Mlliyet Milliyet Blog Milliyet Blog
 
Facebook Connect
Blog Kategorileri
 

02 Şubat '07

 
Kategori
Aşk - Evlilik
 

Buruk bir mektup aşkı

Liseyi bitirip , üniversiteyi kazandığım yıldı. Okula kayıt yaptırırken konuştuğum arkadaşlar kendilerinin üniversiteye hazırlanırken yararlandıkları “Üniversiteye Hazırlık Kitaplarından”bahsettiler . Hatta bu kitapların yayın evleri bu arkadaşların kazandıklarını , kitapların arka sayfalarında yayınlarlarmış.

Bu fikir bana ilginç gelmişti ; ben de bu yayın evlerinden birisine bir mektup yazıp onların hazırlık kitaplarıyla hazırlanıp üniversiteyi kazandığımı yazıp gönderdim. Yayın evi de bunu fırsat bilip benim mektubu bir broşür halinde bastırıp bütün liselere göndermiş bundan benim haberim aylar sonra Denizli Öğretmen Lisesinde okuyan bir kız arkadaşın mektubu ile haberdar oldum.

Broşürden bahsediyor ve böyle bir gerçeklilik olup-olmadığını merak ediyordu işte bizim mektuplaşmamız böyle başlamış oldu. Hemen -hemen her gün biri birimize yazmaya başlamıştık. Ve her mektup diğerinden daha uzun olmaya başlamış , mektuplarımızın 20-30 sayfalık olduğu zamanlar bile olmaya başlamıştı. Artık biri birimizin en ince detayına kadar yaşamımızı , yediğimiz –içtiğimiz şeyleri dahi bilir olmuştuk. Daha biri birimizi görmeden o kadar birbirimizi tanır hale gelmiştik ki hangi olay karşısında nasıl davranır onu dahi bilir olduk. Ruhumuz da biri birine yakınlaşmaya hatta birbirimize tanımadan aşık olmaya başlamıştık. Bu arada ben Ankara’da okuyorum diye o da üniversite sınavında bütün tercihlerini Ankara’daki okullara yapmıştı. Tesadüf bu ya o yıl Hacettepe ‘yi kazanmıştı. İşin aksi yanı bense Orta Doğu Teknikten ayrılıp Tıpa geçmek için sınava girmiştim. O Ankara’ya gelirken ben Erzurum Tıpa gittim. Ancak yazışmamız yine devam etti. Bizim Mektup aşkımız devam ediyordu ancak hala biri birimizi görmemiştik. Nedense Fotoğraf dahi göndermemiş mektuptaki yazdıklarımızla her ikimizin kafasında oluşan birer resim vardı.
========
Verilen görev: Mektup aşkı yazısında "02 Şubat '07" sözlerini içeren yerden başlayıp "ile haberdar oldum." ile biten kısmı, "Denizli" yerine "İzmir" koyarak yeniden yazın.
========
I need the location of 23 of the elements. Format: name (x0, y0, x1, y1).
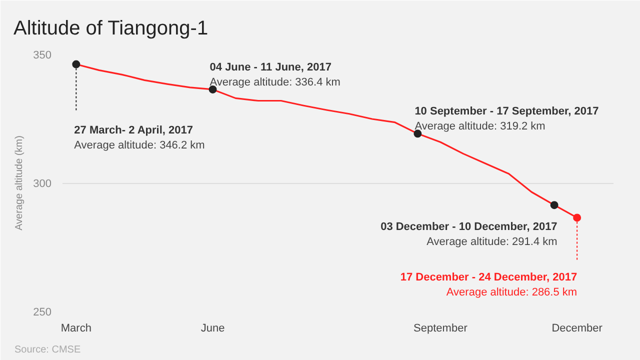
point (550, 201, 558, 210)
point (573, 214, 582, 222)
x-tick-label: March (60, 322, 92, 334)
annotation: 17 December - 24 December, 2017 (400, 272, 578, 284)
annotation: 04 June - 11 June, 2017 (210, 61, 332, 74)
x-tick-label: December (552, 322, 603, 334)
annotation: Average altitude: 319.2 km (414, 120, 546, 133)
annotation: Average altitude: 286.5 km (446, 286, 578, 299)
y-axis-title: Average altitude (km) (14, 136, 26, 230)
point (72, 60, 80, 68)
source-note: Source: CMSE (14, 344, 81, 356)
x-tick-label: September (414, 322, 468, 334)
y-tick-label: 250 (33, 306, 52, 318)
annotation: Average altitude: 346.2 km (74, 139, 205, 152)
x-tick-label: June (200, 322, 225, 334)
annotation: 03 December - 10 December, 2017 (380, 221, 558, 234)
annotation: 10 September - 17 September, 2017 (414, 106, 599, 118)
y-tick-label: 350 (33, 50, 52, 62)
annotation: Average altitude: 291.4 km (426, 236, 558, 248)
annotation: 27 March- 2 April, 2017 (74, 124, 193, 136)
y-tick-label: 300 (33, 178, 52, 190)
chart-title: Altitude of Tiangong-1 (14, 18, 208, 40)
annotation: Average altitude: 336.4 km (210, 76, 340, 88)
========
Görevin cevabı:
02 Şubat '07

 
Kategori
Aşk - Evlilik
 

Buruk bir mektup aşkı

Liseyi bitirip , üniversiteyi kazandığım yıldı. Okula kayıt yaptırırken konuştuğum arkadaşlar kendilerinin üniversiteye hazırlanırken yararlandıkları “Üniversiteye Hazırlık Kitaplarından”bahsettiler . Hatta bu kitapların yayın evleri bu arkadaşların kazandıklarını , kitapların arka sayfalarında yayınlarlarmış.

Bu fikir bana ilginç gelmişti ; ben de bu yayın evlerinden birisine bir mektup yazıp onların hazırlık kitaplarıyla hazırlanıp üniversiteyi kazandığımı yazıp gönderdim. Yayın evi de bunu fırsat bilip benim mektubu bir broşür halinde bastırıp bütün liselere göndermiş bundan benim haberim aylar sonra İzmir Öğretmen Lisesinde okuyan bir kız arkadaşın mektubu ile haberdar oldum.